Supplied information:
- - - -
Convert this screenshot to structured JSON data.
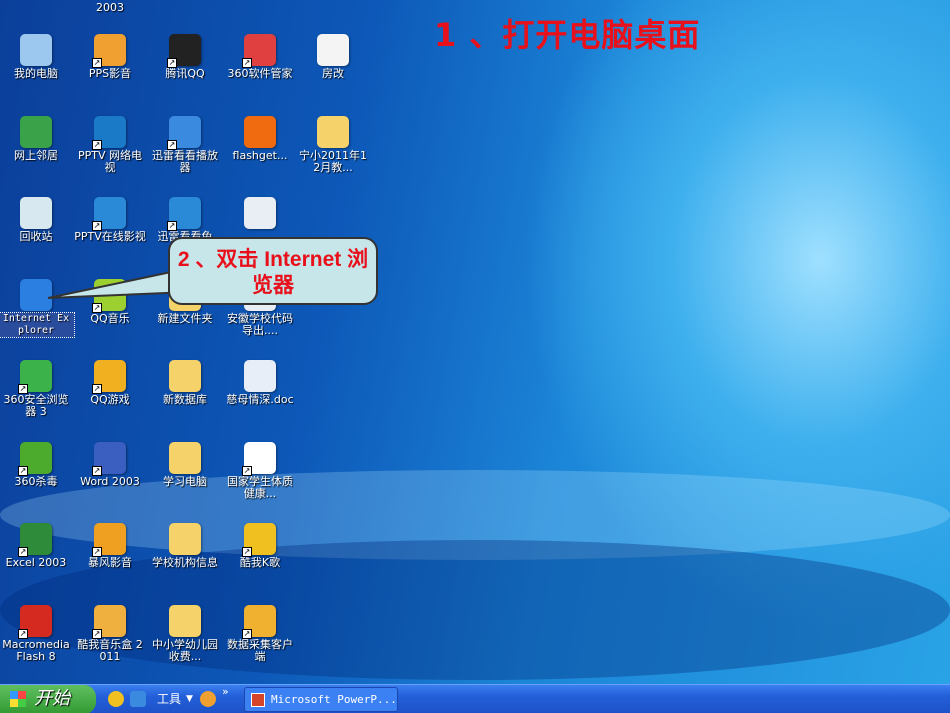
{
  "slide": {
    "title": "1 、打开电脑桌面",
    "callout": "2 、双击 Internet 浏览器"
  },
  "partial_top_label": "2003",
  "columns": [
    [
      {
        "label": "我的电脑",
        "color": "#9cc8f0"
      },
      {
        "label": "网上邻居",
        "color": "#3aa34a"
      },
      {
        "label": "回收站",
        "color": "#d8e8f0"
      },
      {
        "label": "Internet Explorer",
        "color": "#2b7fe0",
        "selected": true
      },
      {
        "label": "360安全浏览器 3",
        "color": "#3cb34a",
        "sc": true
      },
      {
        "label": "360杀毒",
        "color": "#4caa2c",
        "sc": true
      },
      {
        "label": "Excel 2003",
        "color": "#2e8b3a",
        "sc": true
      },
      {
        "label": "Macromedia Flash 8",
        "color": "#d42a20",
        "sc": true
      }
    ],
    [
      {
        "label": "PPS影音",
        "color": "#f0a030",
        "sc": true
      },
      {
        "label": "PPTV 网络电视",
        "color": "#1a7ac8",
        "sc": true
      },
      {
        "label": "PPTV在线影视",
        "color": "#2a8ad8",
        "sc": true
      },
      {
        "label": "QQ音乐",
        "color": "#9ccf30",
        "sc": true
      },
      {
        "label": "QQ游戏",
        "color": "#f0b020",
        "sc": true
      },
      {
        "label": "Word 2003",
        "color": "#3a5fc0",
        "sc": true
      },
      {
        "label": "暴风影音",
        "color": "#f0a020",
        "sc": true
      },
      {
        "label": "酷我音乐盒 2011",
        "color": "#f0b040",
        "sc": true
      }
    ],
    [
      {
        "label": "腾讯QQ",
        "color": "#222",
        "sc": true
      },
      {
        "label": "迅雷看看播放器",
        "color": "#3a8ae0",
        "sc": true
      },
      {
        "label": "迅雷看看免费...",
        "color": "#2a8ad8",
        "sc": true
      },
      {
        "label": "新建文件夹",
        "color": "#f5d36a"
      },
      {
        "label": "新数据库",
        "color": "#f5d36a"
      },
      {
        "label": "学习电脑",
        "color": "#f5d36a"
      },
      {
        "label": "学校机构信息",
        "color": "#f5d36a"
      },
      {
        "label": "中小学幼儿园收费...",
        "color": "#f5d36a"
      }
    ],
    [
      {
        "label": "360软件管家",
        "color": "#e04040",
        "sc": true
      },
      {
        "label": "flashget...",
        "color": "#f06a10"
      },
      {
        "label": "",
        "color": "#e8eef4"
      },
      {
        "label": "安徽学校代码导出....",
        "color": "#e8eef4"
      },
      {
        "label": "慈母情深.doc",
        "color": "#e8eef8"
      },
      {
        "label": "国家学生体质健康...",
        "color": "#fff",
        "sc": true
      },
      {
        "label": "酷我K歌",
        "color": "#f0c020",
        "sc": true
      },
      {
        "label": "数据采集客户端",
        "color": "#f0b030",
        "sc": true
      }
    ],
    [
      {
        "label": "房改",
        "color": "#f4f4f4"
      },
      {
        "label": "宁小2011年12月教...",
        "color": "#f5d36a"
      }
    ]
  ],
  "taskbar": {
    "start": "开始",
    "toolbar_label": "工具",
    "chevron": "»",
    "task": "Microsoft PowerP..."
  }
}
- - - -
Problem description: Quote the records in their entirety, keeping the wording exact and excluding pictures.

Correct result:
Convert this screenshot to structured JSON data.
{
  "slide": {
    "title": "1 、打开电脑桌面",
    "callout": "2 、双击 Internet 浏览器"
  },
  "partial_top_label": "2003",
  "columns": [
    [
      {
        "label": "我的电脑",
        "color": "#9cc8f0"
      },
      {
        "label": "网上邻居",
        "color": "#3aa34a"
      },
      {
        "label": "回收站",
        "color": "#d8e8f0"
      },
      {
        "label": "Internet Explorer",
        "color": "#2b7fe0",
        "selected": true
      },
      {
        "label": "360安全浏览器 3",
        "color": "#3cb34a",
        "sc": true
      },
      {
        "label": "360杀毒",
        "color": "#4caa2c",
        "sc": true
      },
      {
        "label": "Excel 2003",
        "color": "#2e8b3a",
        "sc": true
      },
      {
        "label": "Macromedia Flash 8",
        "color": "#d42a20",
        "sc": true
      }
    ],
    [
      {
        "label": "PPS影音",
        "color": "#f0a030",
        "sc": true
      },
      {
        "label": "PPTV 网络电视",
        "color": "#1a7ac8",
        "sc": true
      },
      {
        "label": "PPTV在线影视",
        "color": "#2a8ad8",
        "sc": true
      },
      {
        "label": "QQ音乐",
        "color": "#9ccf30",
        "sc": true
      },
      {
        "label": "QQ游戏",
        "color": "#f0b020",
        "sc": true
      },
      {
        "label": "Word 2003",
        "color": "#3a5fc0",
        "sc": true
      },
      {
        "label": "暴风影音",
        "color": "#f0a020",
        "sc": true
      },
      {
        "label": "酷我音乐盒 2011",
        "color": "#f0b040",
        "sc": true
      }
    ],
    [
      {
        "label": "腾讯QQ",
        "color": "#222",
        "sc": true
      },
      {
        "label": "迅雷看看播放器",
        "color": "#3a8ae0",
        "sc": true
      },
      {
        "label": "迅雷看看免费...",
        "color": "#2a8ad8",
        "sc": true
      },
      {
        "label": "新建文件夹",
        "color": "#f5d36a"
      },
      {
        "label": "新数据库",
        "color": "#f5d36a"
      },
      {
        "label": "学习电脑",
        "color": "#f5d36a"
      },
      {
        "label": "学校机构信息",
        "color": "#f5d36a"
      },
      {
        "label": "中小学幼儿园收费...",
        "color": "#f5d36a"
      }
    ],
    [
      {
        "label": "360软件管家",
        "color": "#e04040",
        "sc": true
      },
      {
        "label": "flashget...",
        "color": "#f06a10"
      },
      {
        "label": "",
        "color": "#e8eef4"
      },
      {
        "label": "安徽学校代码导出....",
        "color": "#e8eef4"
      },
      {
        "label": "慈母情深.doc",
        "color": "#e8eef8"
      },
      {
        "label": "国家学生体质健康...",
        "color": "#fff",
        "sc": true
      },
      {
        "label": "酷我K歌",
        "color": "#f0c020",
        "sc": true
      },
      {
        "label": "数据采集客户端",
        "color": "#f0b030",
        "sc": true
      }
    ],
    [
      {
        "label": "房改",
        "color": "#f4f4f4"
      },
      {
        "label": "宁小2011年12月教...",
        "color": "#f5d36a"
      }
    ]
  ],
  "taskbar": {
    "start": "开始",
    "toolbar_label": "工具",
    "chevron": "»",
    "task": "Microsoft PowerP..."
  }
}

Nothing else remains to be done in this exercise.